Problem - Copy out the whole listing exactly as written, leaving the pictures behind.

Rows -
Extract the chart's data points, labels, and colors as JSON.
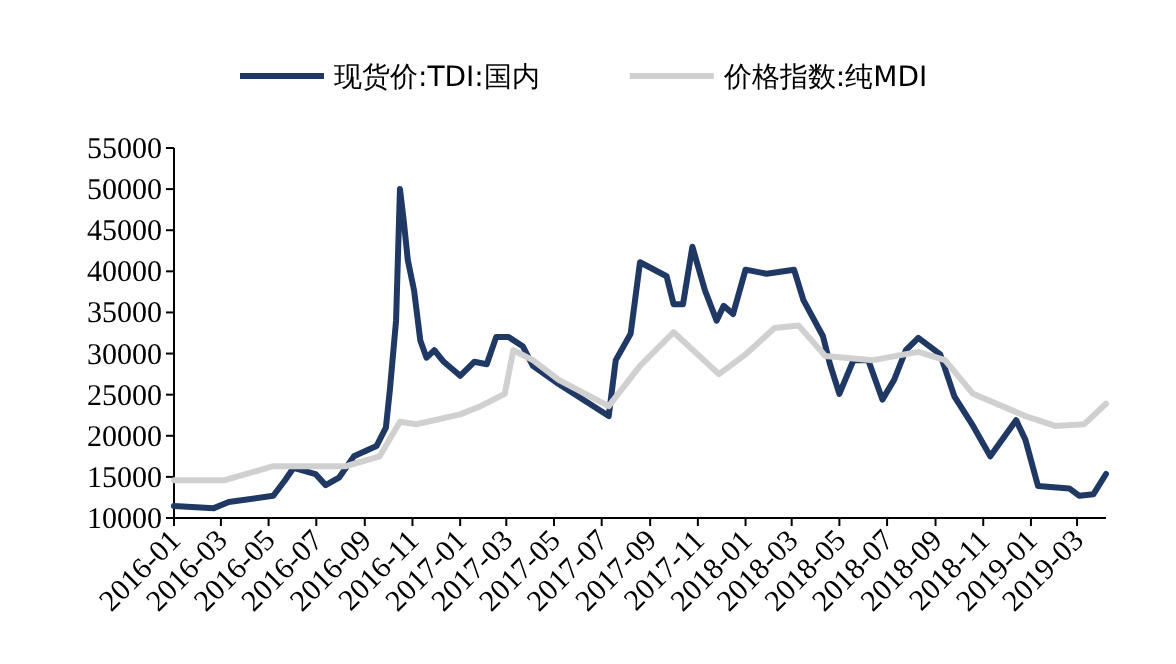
{
  "chart_data": {
    "type": "line",
    "legend": "top",
    "grid": false,
    "marker": "none",
    "line_style": "solid",
    "xlim": [
      "2016-01-01",
      "2019-04-07"
    ],
    "xticks": [
      "2016-01",
      "2016-03",
      "2016-05",
      "2016-07",
      "2016-09",
      "2016-11",
      "2017-01",
      "2017-03",
      "2017-05",
      "2017-07",
      "2017-09",
      "2017-11",
      "2018-01",
      "2018-03",
      "2018-05",
      "2018-07",
      "2018-09",
      "2018-11",
      "2019-01",
      "2019-03"
    ],
    "ylim": [
      10000,
      55000
    ],
    "yticks": [
      10000,
      15000,
      20000,
      25000,
      30000,
      35000,
      40000,
      45000,
      50000,
      55000
    ],
    "series": [
      {
        "name": "现货价:TDI:国内",
        "color": "#1f3864",
        "x": [
          "2016-01-01",
          "2016-02-21",
          "2016-03-11",
          "2016-05-07",
          "2016-05-22",
          "2016-06-02",
          "2016-06-30",
          "2016-07-13",
          "2016-07-30",
          "2016-08-18",
          "2016-09-16",
          "2016-09-28",
          "2016-10-03",
          "2016-10-11",
          "2016-10-16",
          "2016-10-21",
          "2016-10-26",
          "2016-11-03",
          "2016-11-11",
          "2016-11-19",
          "2016-11-29",
          "2016-12-11",
          "2017-01-01",
          "2017-01-19",
          "2017-02-04",
          "2017-02-16",
          "2017-03-04",
          "2017-03-22",
          "2017-04-04",
          "2017-05-07",
          "2017-07-10",
          "2017-07-19",
          "2017-08-07",
          "2017-08-19",
          "2017-09-22",
          "2017-10-01",
          "2017-10-13",
          "2017-10-25",
          "2017-11-10",
          "2017-11-25",
          "2017-12-04",
          "2017-12-16",
          "2018-01-01",
          "2018-01-28",
          "2018-03-04",
          "2018-03-16",
          "2018-04-10",
          "2018-04-19",
          "2018-05-01",
          "2018-05-19",
          "2018-06-07",
          "2018-06-25",
          "2018-07-10",
          "2018-07-25",
          "2018-08-10",
          "2018-09-07",
          "2018-09-25",
          "2018-10-19",
          "2018-11-10",
          "2018-12-13",
          "2018-12-25",
          "2019-01-10",
          "2019-02-19",
          "2019-03-04",
          "2019-03-22",
          "2019-04-07"
        ],
        "values": [
          11460,
          11200,
          11950,
          12700,
          14600,
          16100,
          15350,
          14000,
          14900,
          17500,
          18750,
          21000,
          25500,
          34000,
          50000,
          46000,
          41400,
          37700,
          31600,
          29500,
          30400,
          29000,
          27300,
          29000,
          28700,
          32000,
          32000,
          30900,
          28500,
          26300,
          22400,
          29200,
          32400,
          41100,
          39400,
          36000,
          36000,
          43000,
          37700,
          34000,
          35800,
          34800,
          40200,
          39700,
          40200,
          36500,
          32100,
          28700,
          25100,
          29200,
          29200,
          24400,
          26800,
          30400,
          31900,
          29900,
          24800,
          21200,
          17500,
          21900,
          19500,
          13900,
          13600,
          12700,
          12900,
          15350
        ]
      },
      {
        "name": "价格指数:纯MDI",
        "color": "#d0d0d0",
        "x": [
          "2016-01-01",
          "2016-03-06",
          "2016-05-07",
          "2016-08-08",
          "2016-09-20",
          "2016-10-16",
          "2016-11-06",
          "2017-01-01",
          "2017-01-27",
          "2017-02-27",
          "2017-03-10",
          "2017-04-04",
          "2017-05-07",
          "2017-07-10",
          "2017-08-19",
          "2017-10-01",
          "2017-11-28",
          "2018-01-01",
          "2018-02-07",
          "2018-03-10",
          "2018-04-13",
          "2018-06-13",
          "2018-08-10",
          "2018-09-13",
          "2018-10-19",
          "2018-12-25",
          "2019-02-01",
          "2019-03-10",
          "2019-04-07"
        ],
        "values": [
          14600,
          14600,
          16300,
          16300,
          17500,
          21700,
          21400,
          22600,
          23600,
          25100,
          30400,
          29200,
          26800,
          23600,
          28500,
          32600,
          27500,
          29900,
          33100,
          33400,
          29700,
          29200,
          30200,
          29200,
          25100,
          22400,
          21200,
          21400,
          23900
        ]
      }
    ]
  }
}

Answer -
Extract the chart's data points, labels, and colors as JSON.
{
  "chart_data": {
    "type": "line",
    "legend": "top",
    "grid": false,
    "marker": "none",
    "line_style": "solid",
    "xlim": [
      "2016-01-01",
      "2019-04-07"
    ],
    "xticks": [
      "2016-01",
      "2016-03",
      "2016-05",
      "2016-07",
      "2016-09",
      "2016-11",
      "2017-01",
      "2017-03",
      "2017-05",
      "2017-07",
      "2017-09",
      "2017-11",
      "2018-01",
      "2018-03",
      "2018-05",
      "2018-07",
      "2018-09",
      "2018-11",
      "2019-01",
      "2019-03"
    ],
    "ylim": [
      10000,
      55000
    ],
    "yticks": [
      10000,
      15000,
      20000,
      25000,
      30000,
      35000,
      40000,
      45000,
      50000,
      55000
    ],
    "series": [
      {
        "name": "现货价:TDI:国内",
        "color": "#1f3864",
        "x": [
          "2016-01-01",
          "2016-02-21",
          "2016-03-11",
          "2016-05-07",
          "2016-05-22",
          "2016-06-02",
          "2016-06-30",
          "2016-07-13",
          "2016-07-30",
          "2016-08-18",
          "2016-09-16",
          "2016-09-28",
          "2016-10-03",
          "2016-10-11",
          "2016-10-16",
          "2016-10-21",
          "2016-10-26",
          "2016-11-03",
          "2016-11-11",
          "2016-11-19",
          "2016-11-29",
          "2016-12-11",
          "2017-01-01",
          "2017-01-19",
          "2017-02-04",
          "2017-02-16",
          "2017-03-04",
          "2017-03-22",
          "2017-04-04",
          "2017-05-07",
          "2017-07-10",
          "2017-07-19",
          "2017-08-07",
          "2017-08-19",
          "2017-09-22",
          "2017-10-01",
          "2017-10-13",
          "2017-10-25",
          "2017-11-10",
          "2017-11-25",
          "2017-12-04",
          "2017-12-16",
          "2018-01-01",
          "2018-01-28",
          "2018-03-04",
          "2018-03-16",
          "2018-04-10",
          "2018-04-19",
          "2018-05-01",
          "2018-05-19",
          "2018-06-07",
          "2018-06-25",
          "2018-07-10",
          "2018-07-25",
          "2018-08-10",
          "2018-09-07",
          "2018-09-25",
          "2018-10-19",
          "2018-11-10",
          "2018-12-13",
          "2018-12-25",
          "2019-01-10",
          "2019-02-19",
          "2019-03-04",
          "2019-03-22",
          "2019-04-07"
        ],
        "values": [
          11460,
          11200,
          11950,
          12700,
          14600,
          16100,
          15350,
          14000,
          14900,
          17500,
          18750,
          21000,
          25500,
          34000,
          50000,
          46000,
          41400,
          37700,
          31600,
          29500,
          30400,
          29000,
          27300,
          29000,
          28700,
          32000,
          32000,
          30900,
          28500,
          26300,
          22400,
          29200,
          32400,
          41100,
          39400,
          36000,
          36000,
          43000,
          37700,
          34000,
          35800,
          34800,
          40200,
          39700,
          40200,
          36500,
          32100,
          28700,
          25100,
          29200,
          29200,
          24400,
          26800,
          30400,
          31900,
          29900,
          24800,
          21200,
          17500,
          21900,
          19500,
          13900,
          13600,
          12700,
          12900,
          15350
        ]
      },
      {
        "name": "价格指数:纯MDI",
        "color": "#d0d0d0",
        "x": [
          "2016-01-01",
          "2016-03-06",
          "2016-05-07",
          "2016-08-08",
          "2016-09-20",
          "2016-10-16",
          "2016-11-06",
          "2017-01-01",
          "2017-01-27",
          "2017-02-27",
          "2017-03-10",
          "2017-04-04",
          "2017-05-07",
          "2017-07-10",
          "2017-08-19",
          "2017-10-01",
          "2017-11-28",
          "2018-01-01",
          "2018-02-07",
          "2018-03-10",
          "2018-04-13",
          "2018-06-13",
          "2018-08-10",
          "2018-09-13",
          "2018-10-19",
          "2018-12-25",
          "2019-02-01",
          "2019-03-10",
          "2019-04-07"
        ],
        "values": [
          14600,
          14600,
          16300,
          16300,
          17500,
          21700,
          21400,
          22600,
          23600,
          25100,
          30400,
          29200,
          26800,
          23600,
          28500,
          32600,
          27500,
          29900,
          33100,
          33400,
          29700,
          29200,
          30200,
          29200,
          25100,
          22400,
          21200,
          21400,
          23900
        ]
      }
    ]
  }
}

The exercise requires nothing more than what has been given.